Extracts from a graphics dataset:
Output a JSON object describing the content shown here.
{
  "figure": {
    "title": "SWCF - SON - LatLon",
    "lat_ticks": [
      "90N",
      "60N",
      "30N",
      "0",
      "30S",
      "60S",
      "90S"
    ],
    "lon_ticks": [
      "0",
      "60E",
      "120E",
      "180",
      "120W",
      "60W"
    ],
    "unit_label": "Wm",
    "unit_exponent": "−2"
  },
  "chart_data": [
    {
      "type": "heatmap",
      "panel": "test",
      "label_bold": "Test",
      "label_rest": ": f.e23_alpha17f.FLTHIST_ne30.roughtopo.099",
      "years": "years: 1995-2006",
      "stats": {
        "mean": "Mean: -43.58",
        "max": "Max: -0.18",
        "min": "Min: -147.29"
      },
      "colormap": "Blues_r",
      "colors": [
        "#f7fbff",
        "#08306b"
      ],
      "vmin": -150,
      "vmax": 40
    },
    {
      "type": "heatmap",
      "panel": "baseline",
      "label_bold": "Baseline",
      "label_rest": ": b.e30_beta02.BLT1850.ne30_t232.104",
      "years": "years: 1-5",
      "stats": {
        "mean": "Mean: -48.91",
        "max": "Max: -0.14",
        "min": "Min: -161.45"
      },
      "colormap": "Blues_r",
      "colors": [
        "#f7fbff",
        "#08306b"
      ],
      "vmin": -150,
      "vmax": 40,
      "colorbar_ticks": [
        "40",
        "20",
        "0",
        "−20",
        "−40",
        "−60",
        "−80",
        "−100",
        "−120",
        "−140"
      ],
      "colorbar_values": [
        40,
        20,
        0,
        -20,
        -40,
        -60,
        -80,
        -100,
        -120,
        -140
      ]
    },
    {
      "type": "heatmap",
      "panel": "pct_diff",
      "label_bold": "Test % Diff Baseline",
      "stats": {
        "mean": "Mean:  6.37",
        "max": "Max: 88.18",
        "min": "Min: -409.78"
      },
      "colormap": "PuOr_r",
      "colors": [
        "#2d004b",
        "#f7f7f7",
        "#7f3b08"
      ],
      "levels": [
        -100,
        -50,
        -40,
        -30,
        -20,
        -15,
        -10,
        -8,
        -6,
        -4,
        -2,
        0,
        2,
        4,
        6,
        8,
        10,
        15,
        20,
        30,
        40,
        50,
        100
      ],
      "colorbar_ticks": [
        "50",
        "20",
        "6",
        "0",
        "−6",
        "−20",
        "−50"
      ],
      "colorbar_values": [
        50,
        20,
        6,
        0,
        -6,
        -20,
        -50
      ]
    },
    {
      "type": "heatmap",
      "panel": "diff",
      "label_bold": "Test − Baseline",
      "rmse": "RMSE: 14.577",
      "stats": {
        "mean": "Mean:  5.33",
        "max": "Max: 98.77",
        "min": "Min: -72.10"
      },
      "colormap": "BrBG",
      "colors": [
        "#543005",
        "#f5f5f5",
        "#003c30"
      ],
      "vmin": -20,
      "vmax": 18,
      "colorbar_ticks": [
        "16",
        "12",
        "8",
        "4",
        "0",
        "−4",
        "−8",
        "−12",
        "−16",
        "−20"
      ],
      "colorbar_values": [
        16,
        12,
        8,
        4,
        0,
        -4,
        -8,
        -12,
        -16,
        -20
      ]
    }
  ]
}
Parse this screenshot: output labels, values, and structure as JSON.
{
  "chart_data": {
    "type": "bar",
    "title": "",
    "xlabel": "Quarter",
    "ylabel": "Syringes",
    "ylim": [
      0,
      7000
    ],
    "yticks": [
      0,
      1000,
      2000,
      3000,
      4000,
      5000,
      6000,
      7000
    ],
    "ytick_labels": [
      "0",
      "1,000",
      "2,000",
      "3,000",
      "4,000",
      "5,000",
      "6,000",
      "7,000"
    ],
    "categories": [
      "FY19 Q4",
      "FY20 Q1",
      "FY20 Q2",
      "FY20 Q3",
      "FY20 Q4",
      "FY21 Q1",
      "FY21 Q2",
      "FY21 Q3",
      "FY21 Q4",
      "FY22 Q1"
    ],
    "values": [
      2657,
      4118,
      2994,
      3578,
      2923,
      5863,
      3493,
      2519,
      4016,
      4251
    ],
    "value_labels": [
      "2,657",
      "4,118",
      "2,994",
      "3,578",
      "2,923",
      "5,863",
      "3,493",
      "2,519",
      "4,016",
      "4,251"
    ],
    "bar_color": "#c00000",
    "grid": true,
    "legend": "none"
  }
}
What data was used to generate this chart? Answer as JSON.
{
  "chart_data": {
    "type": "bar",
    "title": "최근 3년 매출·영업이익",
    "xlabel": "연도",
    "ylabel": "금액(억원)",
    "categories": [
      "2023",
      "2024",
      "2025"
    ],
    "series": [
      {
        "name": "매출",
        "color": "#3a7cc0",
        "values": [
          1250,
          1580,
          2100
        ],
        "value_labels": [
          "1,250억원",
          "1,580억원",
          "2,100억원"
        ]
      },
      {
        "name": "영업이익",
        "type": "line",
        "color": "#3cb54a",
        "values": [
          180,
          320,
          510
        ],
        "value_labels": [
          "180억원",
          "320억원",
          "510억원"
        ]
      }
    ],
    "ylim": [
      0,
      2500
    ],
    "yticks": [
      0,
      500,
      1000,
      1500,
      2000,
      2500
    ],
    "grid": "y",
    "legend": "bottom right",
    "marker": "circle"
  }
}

• STATED TASK: Repeat the records above exactly, leaving none out.

• OUTPUT OF THE TASK:
Output a JSON object describing the content shown here.
{
  "figure": {
    "title": "SWCF - SON - LatLon",
    "lat_ticks": [
      "90N",
      "60N",
      "30N",
      "0",
      "30S",
      "60S",
      "90S"
    ],
    "lon_ticks": [
      "0",
      "60E",
      "120E",
      "180",
      "120W",
      "60W"
    ],
    "unit_label": "Wm",
    "unit_exponent": "−2"
  },
  "chart_data": [
    {
      "type": "heatmap",
      "panel": "test",
      "label_bold": "Test",
      "label_rest": ": f.e23_alpha17f.FLTHIST_ne30.roughtopo.099",
      "years": "years: 1995-2006",
      "stats": {
        "mean": "Mean: -43.58",
        "max": "Max: -0.18",
        "min": "Min: -147.29"
      },
      "colormap": "Blues_r",
      "colors": [
        "#f7fbff",
        "#08306b"
      ],
      "vmin": -150,
      "vmax": 40
    },
    {
      "type": "heatmap",
      "panel": "baseline",
      "label_bold": "Baseline",
      "label_rest": ": b.e30_beta02.BLT1850.ne30_t232.104",
      "years": "years: 1-5",
      "stats": {
        "mean": "Mean: -48.91",
        "max": "Max: -0.14",
        "min": "Min: -161.45"
      },
      "colormap": "Blues_r",
      "colors": [
        "#f7fbff",
        "#08306b"
      ],
      "vmin": -150,
      "vmax": 40,
      "colorbar_ticks": [
        "40",
        "20",
        "0",
        "−20",
        "−40",
        "−60",
        "−80",
        "−100",
        "−120",
        "−140"
      ],
      "colorbar_values": [
        40,
        20,
        0,
        -20,
        -40,
        -60,
        -80,
        -100,
        -120,
        -140
      ]
    },
    {
      "type": "heatmap",
      "panel": "pct_diff",
      "label_bold": "Test % Diff Baseline",
      "stats": {
        "mean": "Mean:  6.37",
        "max": "Max: 88.18",
        "min": "Min: -409.78"
      },
      "colormap": "PuOr_r",
      "colors": [
        "#2d004b",
        "#f7f7f7",
        "#7f3b08"
      ],
      "levels": [
        -100,
        -50,
        -40,
        -30,
        -20,
        -15,
        -10,
        -8,
        -6,
        -4,
        -2,
        0,
        2,
        4,
        6,
        8,
        10,
        15,
        20,
        30,
        40,
        50,
        100
      ],
      "colorbar_ticks": [
        "50",
        "20",
        "6",
        "0",
        "−6",
        "−20",
        "−50"
      ],
      "colorbar_values": [
        50,
        20,
        6,
        0,
        -6,
        -20,
        -50
      ]
    },
    {
      "type": "heatmap",
      "panel": "diff",
      "label_bold": "Test − Baseline",
      "rmse": "RMSE: 14.577",
      "stats": {
        "mean": "Mean:  5.33",
        "max": "Max: 98.77",
        "min": "Min: -72.10"
      },
      "colormap": "BrBG",
      "colors": [
        "#543005",
        "#f5f5f5",
        "#003c30"
      ],
      "vmin": -20,
      "vmax": 18,
      "colorbar_ticks": [
        "16",
        "12",
        "8",
        "4",
        "0",
        "−4",
        "−8",
        "−12",
        "−16",
        "−20"
      ],
      "colorbar_values": [
        16,
        12,
        8,
        4,
        0,
        -4,
        -8,
        -12,
        -16,
        -20
      ]
    }
  ]
}
Parse this screenshot: output labels, values, and structure as JSON.
{
  "chart_data": {
    "type": "bar",
    "title": "",
    "xlabel": "Quarter",
    "ylabel": "Syringes",
    "ylim": [
      0,
      7000
    ],
    "yticks": [
      0,
      1000,
      2000,
      3000,
      4000,
      5000,
      6000,
      7000
    ],
    "ytick_labels": [
      "0",
      "1,000",
      "2,000",
      "3,000",
      "4,000",
      "5,000",
      "6,000",
      "7,000"
    ],
    "categories": [
      "FY19 Q4",
      "FY20 Q1",
      "FY20 Q2",
      "FY20 Q3",
      "FY20 Q4",
      "FY21 Q1",
      "FY21 Q2",
      "FY21 Q3",
      "FY21 Q4",
      "FY22 Q1"
    ],
    "values": [
      2657,
      4118,
      2994,
      3578,
      2923,
      5863,
      3493,
      2519,
      4016,
      4251
    ],
    "value_labels": [
      "2,657",
      "4,118",
      "2,994",
      "3,578",
      "2,923",
      "5,863",
      "3,493",
      "2,519",
      "4,016",
      "4,251"
    ],
    "bar_color": "#c00000",
    "grid": true,
    "legend": "none"
  }
}
What data was used to generate this chart? Answer as JSON.
{
  "chart_data": {
    "type": "bar",
    "title": "최근 3년 매출·영업이익",
    "xlabel": "연도",
    "ylabel": "금액(억원)",
    "categories": [
      "2023",
      "2024",
      "2025"
    ],
    "series": [
      {
        "name": "매출",
        "color": "#3a7cc0",
        "values": [
          1250,
          1580,
          2100
        ],
        "value_labels": [
          "1,250억원",
          "1,580억원",
          "2,100억원"
        ]
      },
      {
        "name": "영업이익",
        "type": "line",
        "color": "#3cb54a",
        "values": [
          180,
          320,
          510
        ],
        "value_labels": [
          "180억원",
          "320억원",
          "510억원"
        ]
      }
    ],
    "ylim": [
      0,
      2500
    ],
    "yticks": [
      0,
      500,
      1000,
      1500,
      2000,
      2500
    ],
    "grid": "y",
    "legend": "bottom right",
    "marker": "circle"
  }
}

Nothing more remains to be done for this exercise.